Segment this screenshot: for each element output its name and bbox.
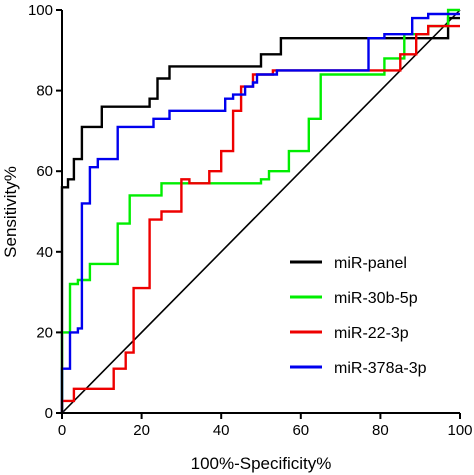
y-tick-label: 40 (36, 244, 53, 261)
axes: 0 20 40 60 80 100 0 20 40 60 80 100 (28, 2, 473, 439)
x-tick-label: 60 (292, 422, 309, 439)
plot-area (60, 8, 461, 414)
legend-label: miR-panel (334, 255, 407, 272)
x-axis-title: 100%-Specificity% (191, 454, 332, 473)
x-tick-label: 20 (133, 422, 150, 439)
series-line-mir-378a-3p (60, 12, 460, 413)
legend-label: miR-378a-3p (334, 360, 427, 377)
legend: miR-panel miR-30b-5p miR-22-3p miR-378a-3p (290, 255, 427, 377)
legend-label: miR-22-3p (334, 325, 409, 342)
y-tick-label: 100 (28, 2, 53, 19)
y-axis-title: Sensitivity% (1, 166, 20, 258)
y-tick-label: 60 (36, 163, 53, 180)
series-line-mir-panel (60, 16, 460, 413)
x-tick-label: 40 (213, 422, 230, 439)
y-tick-label: 80 (36, 83, 53, 100)
series-line-mir-22-3p (60, 24, 460, 413)
x-tick-label: 100 (447, 422, 472, 439)
reference-diagonal-line (61, 9, 461, 414)
y-tick-label: 20 (36, 324, 53, 341)
x-tick-label: 80 (372, 422, 389, 439)
x-tick-label: 0 (58, 422, 66, 439)
legend-label: miR-30b-5p (334, 290, 418, 307)
y-tick-label: 0 (45, 405, 53, 422)
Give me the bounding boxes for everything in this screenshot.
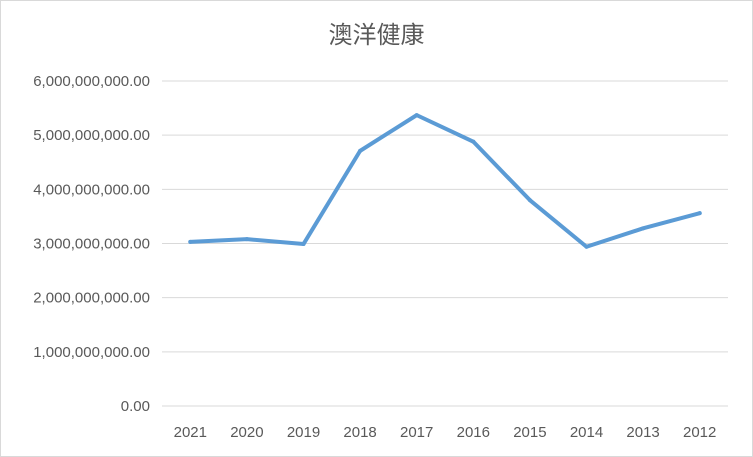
data-point — [358, 148, 363, 153]
y-tick-label: 0.00 — [121, 398, 150, 415]
y-tick-label: 4,000,000,000.00 — [33, 181, 150, 198]
x-tick-label: 2015 — [513, 424, 546, 441]
y-axis-tick-labels: 0.00 1,000,000,000.00 2,000,000,000.00 3,00… — [33, 73, 150, 415]
x-tick-label: 2014 — [570, 424, 603, 441]
x-axis-tick-labels: 2021 2020 2019 2018 2017 2016 2015 2014 2013 2012 — [174, 424, 717, 441]
x-tick-label: 2016 — [457, 424, 490, 441]
data-point — [641, 226, 646, 231]
x-tick-label: 2017 — [400, 424, 433, 441]
x-tick-label: 2021 — [174, 424, 207, 441]
series-layer — [188, 113, 702, 249]
data-point — [244, 237, 249, 242]
chart-title: 澳洋健康 — [328, 21, 425, 49]
data-point — [188, 239, 193, 244]
x-tick-label: 2012 — [683, 424, 716, 441]
data-point — [414, 113, 419, 118]
x-tick-label: 2013 — [626, 424, 659, 441]
gridlines — [162, 80, 728, 407]
data-point — [697, 211, 702, 216]
data-point — [527, 198, 532, 203]
series-line — [188, 113, 702, 249]
x-tick-label: 2018 — [343, 424, 376, 441]
y-tick-label: 2,000,000,000.00 — [33, 290, 150, 307]
x-tick-label: 2020 — [230, 424, 263, 441]
data-point — [584, 244, 589, 249]
y-tick-label: 6,000,000,000.00 — [33, 73, 150, 90]
data-point — [471, 139, 476, 144]
y-tick-label: 1,000,000,000.00 — [33, 344, 150, 361]
data-point — [301, 242, 306, 247]
x-tick-label: 2019 — [287, 424, 320, 441]
y-tick-label: 5,000,000,000.00 — [33, 127, 150, 144]
y-tick-label: 3,000,000,000.00 — [33, 236, 150, 253]
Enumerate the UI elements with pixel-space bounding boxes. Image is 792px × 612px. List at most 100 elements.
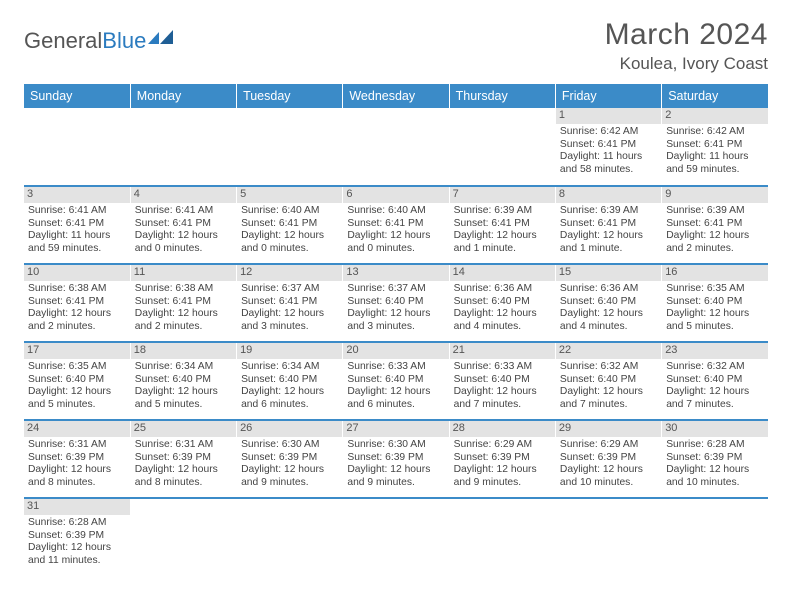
calendar-cell: 1Sunrise: 6:42 AMSunset: 6:41 PMDaylight…: [555, 108, 661, 186]
day-number: 1: [556, 108, 661, 124]
daylight-line: Daylight: 12 hours and 5 minutes.: [28, 386, 126, 412]
day-number: 27: [343, 421, 448, 437]
sunrise-line: Sunrise: 6:39 AM: [560, 205, 657, 218]
daylight-line: Daylight: 12 hours and 2 minutes.: [28, 308, 126, 334]
calendar-cell: 18Sunrise: 6:34 AMSunset: 6:40 PMDayligh…: [130, 342, 236, 420]
sunset-line: Sunset: 6:39 PM: [28, 530, 126, 543]
day-header-tuesday: Tuesday: [237, 84, 343, 108]
daylight-line: Daylight: 12 hours and 3 minutes.: [241, 308, 338, 334]
daylight-line: Daylight: 12 hours and 5 minutes.: [135, 386, 232, 412]
day-number: 20: [343, 343, 448, 359]
calendar-cell-empty: [343, 498, 449, 576]
daylight-line: Daylight: 12 hours and 2 minutes.: [135, 308, 232, 334]
calendar-cell: 15Sunrise: 6:36 AMSunset: 6:40 PMDayligh…: [555, 264, 661, 342]
calendar-cell: 8Sunrise: 6:39 AMSunset: 6:41 PMDaylight…: [555, 186, 661, 264]
sunset-line: Sunset: 6:41 PM: [454, 218, 551, 231]
day-number: 26: [237, 421, 342, 437]
daylight-line: Daylight: 11 hours and 58 minutes.: [560, 151, 657, 177]
sunset-line: Sunset: 6:39 PM: [135, 452, 232, 465]
sunrise-line: Sunrise: 6:32 AM: [560, 361, 657, 374]
calendar-cell: 14Sunrise: 6:36 AMSunset: 6:40 PMDayligh…: [449, 264, 555, 342]
day-header-row: SundayMondayTuesdayWednesdayThursdayFrid…: [24, 84, 768, 108]
calendar-cell: 26Sunrise: 6:30 AMSunset: 6:39 PMDayligh…: [237, 420, 343, 498]
sunset-line: Sunset: 6:41 PM: [666, 139, 764, 152]
sunrise-line: Sunrise: 6:39 AM: [454, 205, 551, 218]
sunset-line: Sunset: 6:39 PM: [241, 452, 338, 465]
calendar-row: 1Sunrise: 6:42 AMSunset: 6:41 PMDaylight…: [24, 108, 768, 186]
daylight-line: Daylight: 12 hours and 4 minutes.: [454, 308, 551, 334]
calendar-cell-empty: [662, 498, 768, 576]
calendar-cell: 2 Sunrise: 6:42 AMSunset: 6:41 PMDaylight…: [662, 108, 768, 186]
calendar-cell-empty: [555, 498, 661, 576]
sunset-line: Sunset: 6:40 PM: [135, 374, 232, 387]
sunrise-line: Sunrise: 6:42 AM: [666, 126, 764, 139]
daylight-line: Daylight: 12 hours and 0 minutes.: [135, 230, 232, 256]
calendar-cell: 23Sunrise: 6:32 AMSunset: 6:40 PMDayligh…: [662, 342, 768, 420]
day-number: 15: [556, 265, 661, 281]
calendar-cell-empty: [449, 498, 555, 576]
day-number: 14: [450, 265, 555, 281]
calendar-cell: 10Sunrise: 6:38 AMSunset: 6:41 PMDayligh…: [24, 264, 130, 342]
header: GeneralBlue March 2024 Koulea, Ivory Coa…: [24, 18, 768, 74]
sunrise-line: Sunrise: 6:33 AM: [347, 361, 444, 374]
title-block: March 2024 Koulea, Ivory Coast: [605, 18, 768, 74]
sunrise-line: Sunrise: 6:37 AM: [347, 283, 444, 296]
daylight-line: Daylight: 12 hours and 0 minutes.: [347, 230, 444, 256]
daylight-line: Daylight: 12 hours and 0 minutes.: [241, 230, 338, 256]
sunset-line: Sunset: 6:41 PM: [135, 218, 232, 231]
sunset-line: Sunset: 6:40 PM: [560, 296, 657, 309]
calendar-cell: 13Sunrise: 6:37 AMSunset: 6:40 PMDayligh…: [343, 264, 449, 342]
day-number: 5: [237, 187, 342, 203]
sunrise-line: Sunrise: 6:38 AM: [135, 283, 232, 296]
calendar-cell: 6Sunrise: 6:40 AMSunset: 6:41 PMDaylight…: [343, 186, 449, 264]
calendar-row: 10Sunrise: 6:38 AMSunset: 6:41 PMDayligh…: [24, 264, 768, 342]
calendar-cell: 11Sunrise: 6:38 AMSunset: 6:41 PMDayligh…: [130, 264, 236, 342]
sunset-line: Sunset: 6:41 PM: [135, 296, 232, 309]
daylight-line: Daylight: 11 hours and 59 minutes.: [666, 151, 764, 177]
sunset-line: Sunset: 6:40 PM: [454, 374, 551, 387]
daylight-line: Daylight: 12 hours and 11 minutes.: [28, 542, 126, 568]
daylight-line: Daylight: 11 hours and 59 minutes.: [28, 230, 126, 256]
sunset-line: Sunset: 6:40 PM: [560, 374, 657, 387]
title-month: March 2024: [605, 18, 768, 52]
sunset-line: Sunset: 6:39 PM: [347, 452, 444, 465]
day-number: 2: [662, 108, 768, 124]
title-location: Koulea, Ivory Coast: [605, 54, 768, 74]
daylight-line: Daylight: 12 hours and 9 minutes.: [347, 464, 444, 490]
day-number: 28: [450, 421, 555, 437]
calendar-cell-empty: [343, 108, 449, 186]
calendar-cell: 20Sunrise: 6:33 AMSunset: 6:40 PMDayligh…: [343, 342, 449, 420]
sunrise-line: Sunrise: 6:35 AM: [666, 283, 764, 296]
day-number: 13: [343, 265, 448, 281]
day-number: 18: [131, 343, 236, 359]
day-number: 4: [131, 187, 236, 203]
sunrise-line: Sunrise: 6:41 AM: [28, 205, 126, 218]
logo-text-general: General: [24, 28, 102, 54]
day-number: 3: [24, 187, 130, 203]
sunset-line: Sunset: 6:40 PM: [241, 374, 338, 387]
day-number: 21: [450, 343, 555, 359]
daylight-line: Daylight: 12 hours and 4 minutes.: [560, 308, 657, 334]
day-number: 24: [24, 421, 130, 437]
day-number: 31: [24, 499, 130, 515]
day-number: 29: [556, 421, 661, 437]
sunset-line: Sunset: 6:39 PM: [666, 452, 764, 465]
sunrise-line: Sunrise: 6:41 AM: [135, 205, 232, 218]
day-number: 25: [131, 421, 236, 437]
sunrise-line: Sunrise: 6:29 AM: [454, 439, 551, 452]
logo: GeneralBlue: [24, 18, 174, 54]
sunrise-line: Sunrise: 6:39 AM: [666, 205, 764, 218]
calendar-cell: 5Sunrise: 6:40 AMSunset: 6:41 PMDaylight…: [237, 186, 343, 264]
day-header-saturday: Saturday: [662, 84, 768, 108]
sunset-line: Sunset: 6:41 PM: [347, 218, 444, 231]
daylight-line: Daylight: 12 hours and 7 minutes.: [454, 386, 551, 412]
daylight-line: Daylight: 12 hours and 3 minutes.: [347, 308, 444, 334]
day-number: 16: [662, 265, 768, 281]
daylight-line: Daylight: 12 hours and 9 minutes.: [241, 464, 338, 490]
day-number: 10: [24, 265, 130, 281]
sunset-line: Sunset: 6:41 PM: [560, 139, 657, 152]
day-header-friday: Friday: [555, 84, 661, 108]
daylight-line: Daylight: 12 hours and 10 minutes.: [666, 464, 764, 490]
day-number: 9: [662, 187, 768, 203]
sunrise-line: Sunrise: 6:28 AM: [28, 517, 126, 530]
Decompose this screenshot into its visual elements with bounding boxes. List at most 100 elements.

What to produce:
Transcribe the lines from the one containing "y-tick-label: 40 (36, 244, 53, 261)" down to the one containing "x-axis-title: 100%-Specificity% (191, 454, 332, 473)", including both of those lines.

The reply:
y-tick-label: 40 (36, 244, 53, 261)
axes: 0 20 40 60 80 100 0 20 40 60 80 100 (28, 2, 473, 439)
x-tick-label: 60 (292, 422, 309, 439)
plot-area (60, 8, 461, 414)
legend-label: miR-panel (334, 255, 407, 272)
x-axis-title: 100%-Specificity% (191, 454, 332, 473)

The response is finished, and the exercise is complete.